- **WHAT NEEDS TO BE DONE**
For each line below that includes the word "handcrafted", make a copy.

——

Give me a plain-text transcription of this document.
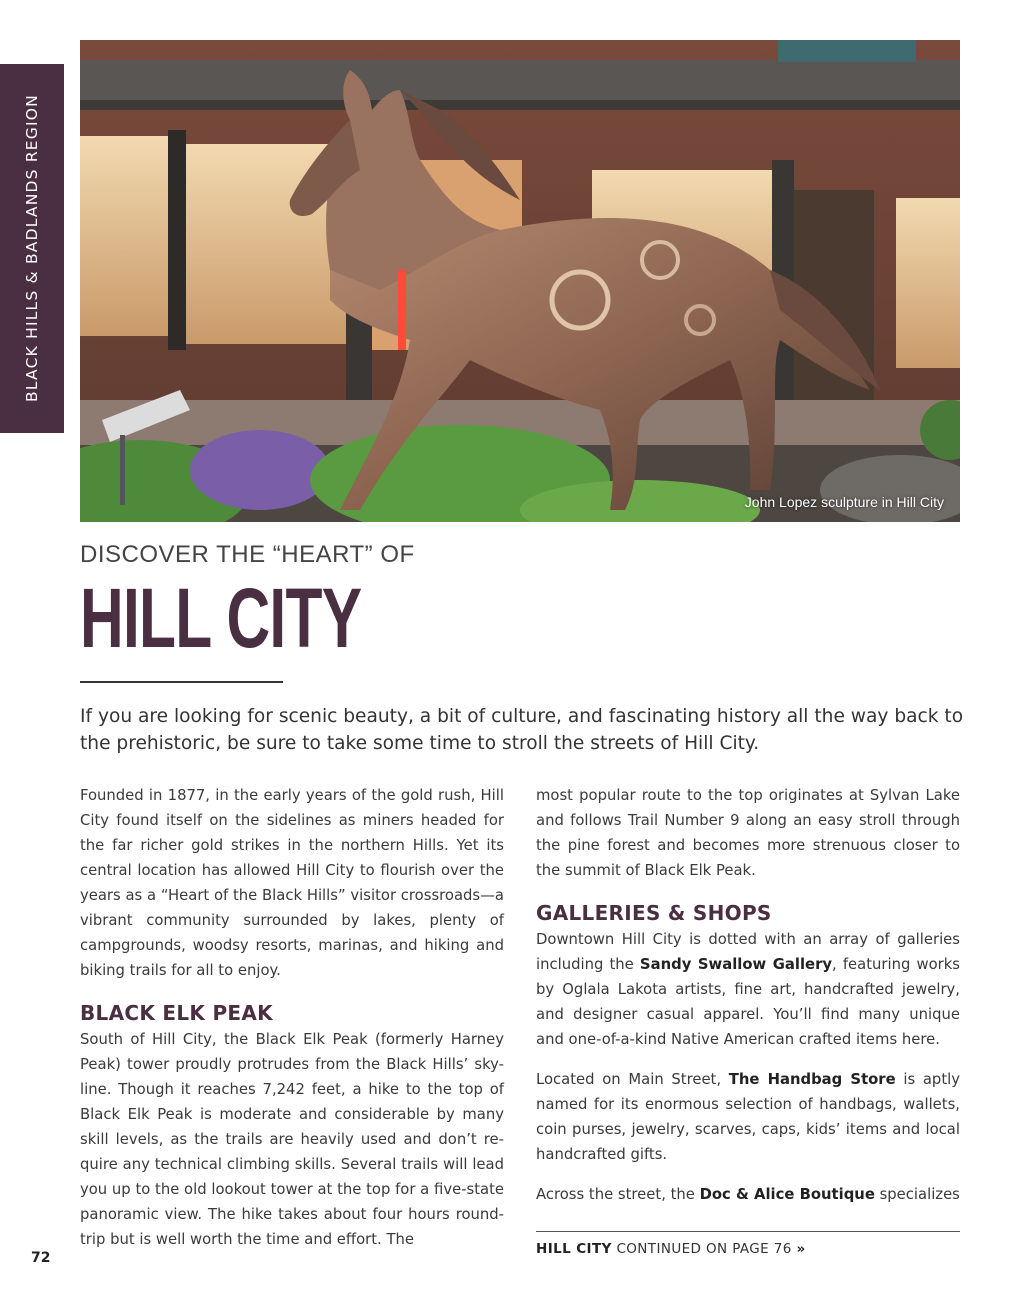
BLACK HILLS & BADLANDS REGION
John Lopez sculpture in Hill City
DISCOVER THE “HEART” OF
HILL CITY

If you are looking for scenic beauty, a bit of culture, and fascinating history all the way back to the prehistoric, be sure to take some time to stroll the streets of Hill City.

Founded in 1877, in the early years of the gold rush, Hill City found itself on the sidelines as miners headed for the far richer gold strikes in the northern Hills. Yet its central location has allowed Hill City to flourish over the years as a “Heart of the Black Hills” visitor crossroads—a vibrant community surrounded by lakes, plenty of campgrounds, woodsy resorts, marinas, and hiking and biking trails for all to enjoy.

BLACK ELK PEAK

South of Hill City, the Black Elk Peak (formerly Harney Peak) tower proudly protrudes from the Black Hills’ sky-line. Though it reaches 7,242 feet, a hike to the top of Black Elk Peak is moderate and considerable by many skill levels, as the trails are heavily used and don’t re-quire any technical climbing skills. Several trails will lead you up to the old lookout tower at the top for a five-state panoramic view. The hike takes about four hours round-trip but is well worth the time and effort. The

most popular route to the top originates at Sylvan Lake and follows Trail Number 9 along an easy stroll through the pine forest and becomes more strenuous closer to the summit of Black Elk Peak.

GALLERIES & SHOPS

Downtown Hill City is dotted with an array of galleries including the Sandy Swallow Gallery, featuring works by Oglala Lakota artists, fine art, handcrafted jewelry, and designer casual apparel. You’ll find many unique and one-of-a-kind Native American crafted items here.

Located on Main Street, The Handbag Store is aptly named for its enormous selection of handbags, wallets, coin purses, jewelry, scarves, caps, kids’ items and local handcrafted gifts.

Across the street, the Doc & Alice Boutique specializes

HILL CITY CONTINUED ON PAGE 76 »
72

——

- **EXERCISE RESULT**
Downtown Hill City is dotted with an array of galleries including the Sandy Swallow Gallery, featuring works by Oglala Lakota artists, fine art, handcrafted jewelry, and designer casual apparel. You’ll find many unique and one-of-a-kind Native American crafted items here.
Located on Main Street, The Handbag Store is aptly named for its enormous selection of handbags, wallets, coin purses, jewelry, scarves, caps, kids’ items and local handcrafted gifts.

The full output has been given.